Extract the complete listing and output it unchanged.
**********
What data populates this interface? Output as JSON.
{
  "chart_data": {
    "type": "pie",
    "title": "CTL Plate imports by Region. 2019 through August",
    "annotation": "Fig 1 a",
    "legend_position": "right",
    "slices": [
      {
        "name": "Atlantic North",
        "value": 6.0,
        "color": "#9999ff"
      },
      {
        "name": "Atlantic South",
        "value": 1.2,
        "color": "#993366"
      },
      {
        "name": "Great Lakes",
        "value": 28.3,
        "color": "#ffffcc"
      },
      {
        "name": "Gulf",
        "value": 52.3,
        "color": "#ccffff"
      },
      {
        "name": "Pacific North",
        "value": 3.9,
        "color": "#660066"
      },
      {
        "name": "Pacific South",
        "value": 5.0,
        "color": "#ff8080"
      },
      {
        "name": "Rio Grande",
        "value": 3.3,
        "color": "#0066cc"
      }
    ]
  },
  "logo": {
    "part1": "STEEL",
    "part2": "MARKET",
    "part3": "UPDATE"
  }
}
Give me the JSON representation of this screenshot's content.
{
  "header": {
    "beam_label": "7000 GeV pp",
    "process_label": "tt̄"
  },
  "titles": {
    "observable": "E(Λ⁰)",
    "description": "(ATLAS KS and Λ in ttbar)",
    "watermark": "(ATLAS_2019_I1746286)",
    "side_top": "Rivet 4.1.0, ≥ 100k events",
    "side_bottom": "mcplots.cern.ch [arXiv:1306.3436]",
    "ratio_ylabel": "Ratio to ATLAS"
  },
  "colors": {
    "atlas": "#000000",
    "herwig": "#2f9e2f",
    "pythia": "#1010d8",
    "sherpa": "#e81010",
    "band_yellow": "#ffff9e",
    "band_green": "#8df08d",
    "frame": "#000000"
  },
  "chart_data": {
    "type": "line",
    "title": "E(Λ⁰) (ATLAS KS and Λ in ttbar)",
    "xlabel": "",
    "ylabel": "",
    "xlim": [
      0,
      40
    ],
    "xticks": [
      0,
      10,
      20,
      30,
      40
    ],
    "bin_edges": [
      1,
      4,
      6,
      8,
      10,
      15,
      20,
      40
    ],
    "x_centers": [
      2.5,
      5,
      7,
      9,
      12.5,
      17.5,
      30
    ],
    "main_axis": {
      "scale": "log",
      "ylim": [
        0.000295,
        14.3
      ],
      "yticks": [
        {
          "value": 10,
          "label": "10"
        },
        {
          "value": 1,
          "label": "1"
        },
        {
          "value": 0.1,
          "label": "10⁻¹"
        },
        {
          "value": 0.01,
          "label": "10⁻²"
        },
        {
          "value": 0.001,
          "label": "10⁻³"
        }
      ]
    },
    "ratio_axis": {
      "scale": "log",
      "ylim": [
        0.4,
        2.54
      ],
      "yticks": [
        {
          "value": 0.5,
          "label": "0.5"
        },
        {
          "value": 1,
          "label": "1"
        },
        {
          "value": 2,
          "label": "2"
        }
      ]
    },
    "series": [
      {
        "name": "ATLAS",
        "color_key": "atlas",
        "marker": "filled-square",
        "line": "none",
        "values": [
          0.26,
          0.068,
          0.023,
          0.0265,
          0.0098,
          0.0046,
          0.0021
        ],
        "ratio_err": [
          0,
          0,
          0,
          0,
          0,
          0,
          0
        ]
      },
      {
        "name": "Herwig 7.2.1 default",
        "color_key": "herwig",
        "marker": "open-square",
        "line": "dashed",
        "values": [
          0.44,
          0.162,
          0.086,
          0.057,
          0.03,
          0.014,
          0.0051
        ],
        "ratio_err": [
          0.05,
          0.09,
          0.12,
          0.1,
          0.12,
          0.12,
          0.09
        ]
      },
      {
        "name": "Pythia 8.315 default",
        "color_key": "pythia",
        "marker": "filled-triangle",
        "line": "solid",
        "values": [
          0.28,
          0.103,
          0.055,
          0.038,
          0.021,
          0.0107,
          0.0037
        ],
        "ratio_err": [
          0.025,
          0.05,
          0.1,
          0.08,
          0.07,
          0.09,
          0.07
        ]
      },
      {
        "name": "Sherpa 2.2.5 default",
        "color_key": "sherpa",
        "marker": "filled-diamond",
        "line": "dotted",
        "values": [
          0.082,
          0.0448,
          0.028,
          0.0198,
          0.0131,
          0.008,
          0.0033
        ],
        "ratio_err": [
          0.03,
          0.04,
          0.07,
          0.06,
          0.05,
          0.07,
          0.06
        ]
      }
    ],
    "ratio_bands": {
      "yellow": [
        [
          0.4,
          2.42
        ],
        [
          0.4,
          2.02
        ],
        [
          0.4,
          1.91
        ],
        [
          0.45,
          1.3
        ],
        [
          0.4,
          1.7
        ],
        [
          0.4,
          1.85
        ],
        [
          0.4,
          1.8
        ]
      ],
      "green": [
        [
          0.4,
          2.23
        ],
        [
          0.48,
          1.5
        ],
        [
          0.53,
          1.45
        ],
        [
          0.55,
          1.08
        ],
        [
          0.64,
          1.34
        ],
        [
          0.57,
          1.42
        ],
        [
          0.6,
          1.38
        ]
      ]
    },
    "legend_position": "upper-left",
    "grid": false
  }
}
**********
### OUTPUT
What data populates this interface? Output as JSON.
{
  "chart_data": {
    "type": "pie",
    "title": "CTL Plate imports by Region. 2019 through August",
    "annotation": "Fig 1 a",
    "legend_position": "right",
    "slices": [
      {
        "name": "Atlantic North",
        "value": 6.0,
        "color": "#9999ff"
      },
      {
        "name": "Atlantic South",
        "value": 1.2,
        "color": "#993366"
      },
      {
        "name": "Great Lakes",
        "value": 28.3,
        "color": "#ffffcc"
      },
      {
        "name": "Gulf",
        "value": 52.3,
        "color": "#ccffff"
      },
      {
        "name": "Pacific North",
        "value": 3.9,
        "color": "#660066"
      },
      {
        "name": "Pacific South",
        "value": 5.0,
        "color": "#ff8080"
      },
      {
        "name": "Rio Grande",
        "value": 3.3,
        "color": "#0066cc"
      }
    ]
  },
  "logo": {
    "part1": "STEEL",
    "part2": "MARKET",
    "part3": "UPDATE"
  }
}
Give me the JSON representation of this screenshot's content.
{
  "header": {
    "beam_label": "7000 GeV pp",
    "process_label": "tt̄"
  },
  "titles": {
    "observable": "E(Λ⁰)",
    "description": "(ATLAS KS and Λ in ttbar)",
    "watermark": "(ATLAS_2019_I1746286)",
    "side_top": "Rivet 4.1.0, ≥ 100k events",
    "side_bottom": "mcplots.cern.ch [arXiv:1306.3436]",
    "ratio_ylabel": "Ratio to ATLAS"
  },
  "colors": {
    "atlas": "#000000",
    "herwig": "#2f9e2f",
    "pythia": "#1010d8",
    "sherpa": "#e81010",
    "band_yellow": "#ffff9e",
    "band_green": "#8df08d",
    "frame": "#000000"
  },
  "chart_data": {
    "type": "line",
    "title": "E(Λ⁰) (ATLAS KS and Λ in ttbar)",
    "xlabel": "",
    "ylabel": "",
    "xlim": [
      0,
      40
    ],
    "xticks": [
      0,
      10,
      20,
      30,
      40
    ],
    "bin_edges": [
      1,
      4,
      6,
      8,
      10,
      15,
      20,
      40
    ],
    "x_centers": [
      2.5,
      5,
      7,
      9,
      12.5,
      17.5,
      30
    ],
    "main_axis": {
      "scale": "log",
      "ylim": [
        0.000295,
        14.3
      ],
      "yticks": [
        {
          "value": 10,
          "label": "10"
        },
        {
          "value": 1,
          "label": "1"
        },
        {
          "value": 0.1,
          "label": "10⁻¹"
        },
        {
          "value": 0.01,
          "label": "10⁻²"
        },
        {
          "value": 0.001,
          "label": "10⁻³"
        }
      ]
    },
    "ratio_axis": {
      "scale": "log",
      "ylim": [
        0.4,
        2.54
      ],
      "yticks": [
        {
          "value": 0.5,
          "label": "0.5"
        },
        {
          "value": 1,
          "label": "1"
        },
        {
          "value": 2,
          "label": "2"
        }
      ]
    },
    "series": [
      {
        "name": "ATLAS",
        "color_key": "atlas",
        "marker": "filled-square",
        "line": "none",
        "values": [
          0.26,
          0.068,
          0.023,
          0.0265,
          0.0098,
          0.0046,
          0.0021
        ],
        "ratio_err": [
          0,
          0,
          0,
          0,
          0,
          0,
          0
        ]
      },
      {
        "name": "Herwig 7.2.1 default",
        "color_key": "herwig",
        "marker": "open-square",
        "line": "dashed",
        "values": [
          0.44,
          0.162,
          0.086,
          0.057,
          0.03,
          0.014,
          0.0051
        ],
        "ratio_err": [
          0.05,
          0.09,
          0.12,
          0.1,
          0.12,
          0.12,
          0.09
        ]
      },
      {
        "name": "Pythia 8.315 default",
        "color_key": "pythia",
        "marker": "filled-triangle",
        "line": "solid",
        "values": [
          0.28,
          0.103,
          0.055,
          0.038,
          0.021,
          0.0107,
          0.0037
        ],
        "ratio_err": [
          0.025,
          0.05,
          0.1,
          0.08,
          0.07,
          0.09,
          0.07
        ]
      },
      {
        "name": "Sherpa 2.2.5 default",
        "color_key": "sherpa",
        "marker": "filled-diamond",
        "line": "dotted",
        "values": [
          0.082,
          0.0448,
          0.028,
          0.0198,
          0.0131,
          0.008,
          0.0033
        ],
        "ratio_err": [
          0.03,
          0.04,
          0.07,
          0.06,
          0.05,
          0.07,
          0.06
        ]
      }
    ],
    "ratio_bands": {
      "yellow": [
        [
          0.4,
          2.42
        ],
        [
          0.4,
          2.02
        ],
        [
          0.4,
          1.91
        ],
        [
          0.45,
          1.3
        ],
        [
          0.4,
          1.7
        ],
        [
          0.4,
          1.85
        ],
        [
          0.4,
          1.8
        ]
      ],
      "green": [
        [
          0.4,
          2.23
        ],
        [
          0.48,
          1.5
        ],
        [
          0.53,
          1.45
        ],
        [
          0.55,
          1.08
        ],
        [
          0.64,
          1.34
        ],
        [
          0.57,
          1.42
        ],
        [
          0.6,
          1.38
        ]
      ]
    },
    "legend_position": "upper-left",
    "grid": false
  }
}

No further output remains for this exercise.